(Records from a dataset)
— start —

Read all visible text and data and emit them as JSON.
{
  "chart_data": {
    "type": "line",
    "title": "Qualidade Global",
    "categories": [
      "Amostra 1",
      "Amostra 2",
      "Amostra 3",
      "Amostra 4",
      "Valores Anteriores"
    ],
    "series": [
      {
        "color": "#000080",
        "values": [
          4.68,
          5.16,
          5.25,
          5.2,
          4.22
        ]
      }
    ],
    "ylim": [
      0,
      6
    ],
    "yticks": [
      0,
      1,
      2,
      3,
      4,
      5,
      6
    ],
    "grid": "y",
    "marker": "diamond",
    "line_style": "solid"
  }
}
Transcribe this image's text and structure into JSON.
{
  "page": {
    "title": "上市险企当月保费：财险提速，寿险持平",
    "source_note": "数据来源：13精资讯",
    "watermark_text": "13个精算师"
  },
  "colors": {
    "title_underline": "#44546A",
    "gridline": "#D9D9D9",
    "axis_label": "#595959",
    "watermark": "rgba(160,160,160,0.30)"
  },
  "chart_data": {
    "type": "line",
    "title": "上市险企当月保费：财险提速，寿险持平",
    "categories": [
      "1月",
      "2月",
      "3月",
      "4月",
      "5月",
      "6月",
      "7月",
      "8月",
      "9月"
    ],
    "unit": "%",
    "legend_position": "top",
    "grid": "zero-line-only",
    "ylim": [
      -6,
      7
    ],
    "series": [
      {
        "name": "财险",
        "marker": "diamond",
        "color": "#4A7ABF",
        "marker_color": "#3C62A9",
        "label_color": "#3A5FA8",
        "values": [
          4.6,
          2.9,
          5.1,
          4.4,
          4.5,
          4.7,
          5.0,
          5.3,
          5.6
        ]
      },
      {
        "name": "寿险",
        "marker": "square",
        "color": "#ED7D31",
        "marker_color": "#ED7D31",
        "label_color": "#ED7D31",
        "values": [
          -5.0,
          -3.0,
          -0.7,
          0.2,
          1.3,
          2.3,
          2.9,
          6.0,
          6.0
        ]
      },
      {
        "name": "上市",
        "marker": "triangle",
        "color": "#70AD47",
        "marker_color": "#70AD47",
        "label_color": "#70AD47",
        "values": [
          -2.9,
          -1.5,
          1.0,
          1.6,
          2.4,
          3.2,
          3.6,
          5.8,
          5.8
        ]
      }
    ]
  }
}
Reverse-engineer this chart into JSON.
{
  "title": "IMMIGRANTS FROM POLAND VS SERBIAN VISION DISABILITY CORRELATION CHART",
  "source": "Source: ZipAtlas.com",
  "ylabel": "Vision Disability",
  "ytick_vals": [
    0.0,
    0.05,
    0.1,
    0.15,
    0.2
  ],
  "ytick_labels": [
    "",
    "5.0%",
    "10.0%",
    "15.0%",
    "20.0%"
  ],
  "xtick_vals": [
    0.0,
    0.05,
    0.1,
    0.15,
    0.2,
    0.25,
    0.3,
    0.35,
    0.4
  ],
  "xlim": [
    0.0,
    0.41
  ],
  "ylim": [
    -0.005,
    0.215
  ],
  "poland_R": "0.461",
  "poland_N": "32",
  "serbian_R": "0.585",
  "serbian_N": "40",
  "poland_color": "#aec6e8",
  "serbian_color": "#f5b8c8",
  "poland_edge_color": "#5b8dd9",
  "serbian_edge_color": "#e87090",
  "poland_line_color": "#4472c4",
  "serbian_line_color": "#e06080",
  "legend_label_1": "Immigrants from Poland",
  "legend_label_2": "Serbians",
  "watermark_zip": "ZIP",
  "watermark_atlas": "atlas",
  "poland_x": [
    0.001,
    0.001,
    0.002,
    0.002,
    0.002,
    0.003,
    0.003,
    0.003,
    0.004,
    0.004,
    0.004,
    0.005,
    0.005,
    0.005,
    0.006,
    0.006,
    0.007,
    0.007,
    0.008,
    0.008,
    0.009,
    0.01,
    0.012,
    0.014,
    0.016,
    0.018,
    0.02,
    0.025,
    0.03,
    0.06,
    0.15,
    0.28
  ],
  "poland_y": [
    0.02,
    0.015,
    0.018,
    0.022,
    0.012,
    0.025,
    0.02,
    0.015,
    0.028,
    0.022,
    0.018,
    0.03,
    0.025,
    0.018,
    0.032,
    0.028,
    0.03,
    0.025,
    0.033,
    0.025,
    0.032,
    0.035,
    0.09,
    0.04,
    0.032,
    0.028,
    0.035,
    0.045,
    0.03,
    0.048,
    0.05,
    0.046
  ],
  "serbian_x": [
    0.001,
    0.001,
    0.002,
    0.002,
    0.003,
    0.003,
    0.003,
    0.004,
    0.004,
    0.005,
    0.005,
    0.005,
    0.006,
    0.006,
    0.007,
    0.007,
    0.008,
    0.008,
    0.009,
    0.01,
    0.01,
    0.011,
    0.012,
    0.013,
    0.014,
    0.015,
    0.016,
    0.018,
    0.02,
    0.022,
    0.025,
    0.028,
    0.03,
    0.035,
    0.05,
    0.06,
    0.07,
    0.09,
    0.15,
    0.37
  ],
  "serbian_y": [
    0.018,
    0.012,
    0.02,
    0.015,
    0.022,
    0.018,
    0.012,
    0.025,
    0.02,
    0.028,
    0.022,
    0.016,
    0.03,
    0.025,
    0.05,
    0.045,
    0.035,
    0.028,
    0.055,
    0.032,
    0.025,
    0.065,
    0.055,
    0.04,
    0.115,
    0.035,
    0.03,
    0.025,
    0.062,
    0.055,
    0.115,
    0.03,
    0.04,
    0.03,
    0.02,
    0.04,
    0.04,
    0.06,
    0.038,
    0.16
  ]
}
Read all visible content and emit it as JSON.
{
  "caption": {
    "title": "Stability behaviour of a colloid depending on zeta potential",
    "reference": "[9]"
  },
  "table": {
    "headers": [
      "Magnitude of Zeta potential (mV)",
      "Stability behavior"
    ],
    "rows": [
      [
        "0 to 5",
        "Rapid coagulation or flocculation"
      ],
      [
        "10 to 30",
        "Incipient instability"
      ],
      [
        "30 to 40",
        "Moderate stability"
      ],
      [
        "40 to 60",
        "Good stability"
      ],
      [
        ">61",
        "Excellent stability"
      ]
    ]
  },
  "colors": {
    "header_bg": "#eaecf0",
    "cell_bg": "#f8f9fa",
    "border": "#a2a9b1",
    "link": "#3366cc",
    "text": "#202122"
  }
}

— end —

_GOAL_
Copy each entry exactly, with nothing added or dropped.

_OUTPUT OF THE TASK_
Read all visible text and data and emit them as JSON.
{
  "chart_data": {
    "type": "line",
    "title": "Qualidade Global",
    "categories": [
      "Amostra 1",
      "Amostra 2",
      "Amostra 3",
      "Amostra 4",
      "Valores Anteriores"
    ],
    "series": [
      {
        "color": "#000080",
        "values": [
          4.68,
          5.16,
          5.25,
          5.2,
          4.22
        ]
      }
    ],
    "ylim": [
      0,
      6
    ],
    "yticks": [
      0,
      1,
      2,
      3,
      4,
      5,
      6
    ],
    "grid": "y",
    "marker": "diamond",
    "line_style": "solid"
  }
}
Transcribe this image's text and structure into JSON.
{
  "page": {
    "title": "上市险企当月保费：财险提速，寿险持平",
    "source_note": "数据来源：13精资讯",
    "watermark_text": "13个精算师"
  },
  "colors": {
    "title_underline": "#44546A",
    "gridline": "#D9D9D9",
    "axis_label": "#595959",
    "watermark": "rgba(160,160,160,0.30)"
  },
  "chart_data": {
    "type": "line",
    "title": "上市险企当月保费：财险提速，寿险持平",
    "categories": [
      "1月",
      "2月",
      "3月",
      "4月",
      "5月",
      "6月",
      "7月",
      "8月",
      "9月"
    ],
    "unit": "%",
    "legend_position": "top",
    "grid": "zero-line-only",
    "ylim": [
      -6,
      7
    ],
    "series": [
      {
        "name": "财险",
        "marker": "diamond",
        "color": "#4A7ABF",
        "marker_color": "#3C62A9",
        "label_color": "#3A5FA8",
        "values": [
          4.6,
          2.9,
          5.1,
          4.4,
          4.5,
          4.7,
          5.0,
          5.3,
          5.6
        ]
      },
      {
        "name": "寿险",
        "marker": "square",
        "color": "#ED7D31",
        "marker_color": "#ED7D31",
        "label_color": "#ED7D31",
        "values": [
          -5.0,
          -3.0,
          -0.7,
          0.2,
          1.3,
          2.3,
          2.9,
          6.0,
          6.0
        ]
      },
      {
        "name": "上市",
        "marker": "triangle",
        "color": "#70AD47",
        "marker_color": "#70AD47",
        "label_color": "#70AD47",
        "values": [
          -2.9,
          -1.5,
          1.0,
          1.6,
          2.4,
          3.2,
          3.6,
          5.8,
          5.8
        ]
      }
    ]
  }
}
Reverse-engineer this chart into JSON.
{
  "title": "IMMIGRANTS FROM POLAND VS SERBIAN VISION DISABILITY CORRELATION CHART",
  "source": "Source: ZipAtlas.com",
  "ylabel": "Vision Disability",
  "ytick_vals": [
    0.0,
    0.05,
    0.1,
    0.15,
    0.2
  ],
  "ytick_labels": [
    "",
    "5.0%",
    "10.0%",
    "15.0%",
    "20.0%"
  ],
  "xtick_vals": [
    0.0,
    0.05,
    0.1,
    0.15,
    0.2,
    0.25,
    0.3,
    0.35,
    0.4
  ],
  "xlim": [
    0.0,
    0.41
  ],
  "ylim": [
    -0.005,
    0.215
  ],
  "poland_R": "0.461",
  "poland_N": "32",
  "serbian_R": "0.585",
  "serbian_N": "40",
  "poland_color": "#aec6e8",
  "serbian_color": "#f5b8c8",
  "poland_edge_color": "#5b8dd9",
  "serbian_edge_color": "#e87090",
  "poland_line_color": "#4472c4",
  "serbian_line_color": "#e06080",
  "legend_label_1": "Immigrants from Poland",
  "legend_label_2": "Serbians",
  "watermark_zip": "ZIP",
  "watermark_atlas": "atlas",
  "poland_x": [
    0.001,
    0.001,
    0.002,
    0.002,
    0.002,
    0.003,
    0.003,
    0.003,
    0.004,
    0.004,
    0.004,
    0.005,
    0.005,
    0.005,
    0.006,
    0.006,
    0.007,
    0.007,
    0.008,
    0.008,
    0.009,
    0.01,
    0.012,
    0.014,
    0.016,
    0.018,
    0.02,
    0.025,
    0.03,
    0.06,
    0.15,
    0.28
  ],
  "poland_y": [
    0.02,
    0.015,
    0.018,
    0.022,
    0.012,
    0.025,
    0.02,
    0.015,
    0.028,
    0.022,
    0.018,
    0.03,
    0.025,
    0.018,
    0.032,
    0.028,
    0.03,
    0.025,
    0.033,
    0.025,
    0.032,
    0.035,
    0.09,
    0.04,
    0.032,
    0.028,
    0.035,
    0.045,
    0.03,
    0.048,
    0.05,
    0.046
  ],
  "serbian_x": [
    0.001,
    0.001,
    0.002,
    0.002,
    0.003,
    0.003,
    0.003,
    0.004,
    0.004,
    0.005,
    0.005,
    0.005,
    0.006,
    0.006,
    0.007,
    0.007,
    0.008,
    0.008,
    0.009,
    0.01,
    0.01,
    0.011,
    0.012,
    0.013,
    0.014,
    0.015,
    0.016,
    0.018,
    0.02,
    0.022,
    0.025,
    0.028,
    0.03,
    0.035,
    0.05,
    0.06,
    0.07,
    0.09,
    0.15,
    0.37
  ],
  "serbian_y": [
    0.018,
    0.012,
    0.02,
    0.015,
    0.022,
    0.018,
    0.012,
    0.025,
    0.02,
    0.028,
    0.022,
    0.016,
    0.03,
    0.025,
    0.05,
    0.045,
    0.035,
    0.028,
    0.055,
    0.032,
    0.025,
    0.065,
    0.055,
    0.04,
    0.115,
    0.035,
    0.03,
    0.025,
    0.062,
    0.055,
    0.115,
    0.03,
    0.04,
    0.03,
    0.02,
    0.04,
    0.04,
    0.06,
    0.038,
    0.16
  ]
}
Read all visible content and emit it as JSON.
{
  "caption": {
    "title": "Stability behaviour of a colloid depending on zeta potential",
    "reference": "[9]"
  },
  "table": {
    "headers": [
      "Magnitude of Zeta potential (mV)",
      "Stability behavior"
    ],
    "rows": [
      [
        "0 to 5",
        "Rapid coagulation or flocculation"
      ],
      [
        "10 to 30",
        "Incipient instability"
      ],
      [
        "30 to 40",
        "Moderate stability"
      ],
      [
        "40 to 60",
        "Good stability"
      ],
      [
        ">61",
        "Excellent stability"
      ]
    ]
  },
  "colors": {
    "header_bg": "#eaecf0",
    "cell_bg": "#f8f9fa",
    "border": "#a2a9b1",
    "link": "#3366cc",
    "text": "#202122"
  }
}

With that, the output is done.